#### [Written exercise]
Lines that include the word "кого" are the ones to copy.

━━ Information shown ━━

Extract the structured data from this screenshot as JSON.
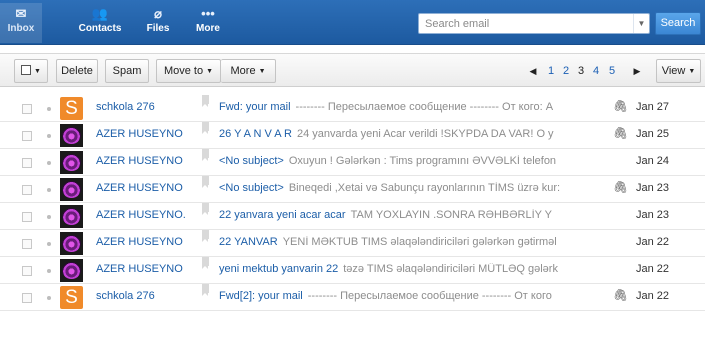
{
  "nav": {
    "inbox": "Inbox",
    "contacts": "Contacts",
    "files": "Files",
    "more": "More"
  },
  "search": {
    "placeholder": "Search email",
    "button": "Search"
  },
  "toolbar": {
    "delete": "Delete",
    "spam": "Spam",
    "move_to": "Move to",
    "more": "More",
    "view": "View",
    "pages": [
      "1",
      "2",
      "3",
      "4",
      "5"
    ],
    "current_page": "3"
  },
  "messages": [
    {
      "sender": "schkola 276",
      "avatar": "S",
      "subject": "Fwd: your mail",
      "preview": "-------- Пересылаемое сообщение -------- От кого: А",
      "attachment": true,
      "date": "Jan 27"
    },
    {
      "sender": "AZER HUSEYNO",
      "avatar": "",
      "subject": "26 Y A N V A R",
      "preview": "24 yanvarda yeni Acar verildi !SKYPDA DA VAR! O y",
      "attachment": true,
      "date": "Jan 25"
    },
    {
      "sender": "AZER HUSEYNO",
      "avatar": "",
      "subject": "<No subject>",
      "preview": "Oxuyun ! Gələrkən : Tims programını ƏVVƏLKİ telefon",
      "attachment": false,
      "date": "Jan 24"
    },
    {
      "sender": "AZER HUSEYNO",
      "avatar": "",
      "subject": "<No subject>",
      "preview": "Bineqedi ,Xetai və Sabunçu rayonlarının TİMS üzrə kur:",
      "attachment": true,
      "date": "Jan 23"
    },
    {
      "sender": "AZER HUSEYNO.",
      "avatar": "",
      "subject": "22 yanvara yeni acar acar",
      "preview": "TAM YOXLAYIN .SONRA RƏHBƏRLİY Y",
      "attachment": false,
      "date": "Jan 23"
    },
    {
      "sender": "AZER HUSEYNO",
      "avatar": "",
      "subject": "22 YANVAR",
      "preview": "YENİ MƏKTUB TIMS əlaqələndiriciləri gələrkən gətirməl",
      "attachment": false,
      "date": "Jan 22"
    },
    {
      "sender": "AZER HUSEYNO",
      "avatar": "",
      "subject": "yeni mektub yanvarin 22",
      "preview": "təzə TIMS əlaqələndiriciləri MÜTLƏQ gələrk",
      "attachment": false,
      "date": "Jan 22"
    },
    {
      "sender": "schkola 276",
      "avatar": "S",
      "subject": "Fwd[2]: your mail",
      "preview": "-------- Пересылаемое сообщение -------- От кого",
      "attachment": true,
      "date": "Jan 22"
    }
  ]
}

━━━

#### [Exercise result]
      "preview": "-------- Пересылаемое сообщение -------- От кого: А",
      "preview": "-------- Пересылаемое сообщение -------- От кого",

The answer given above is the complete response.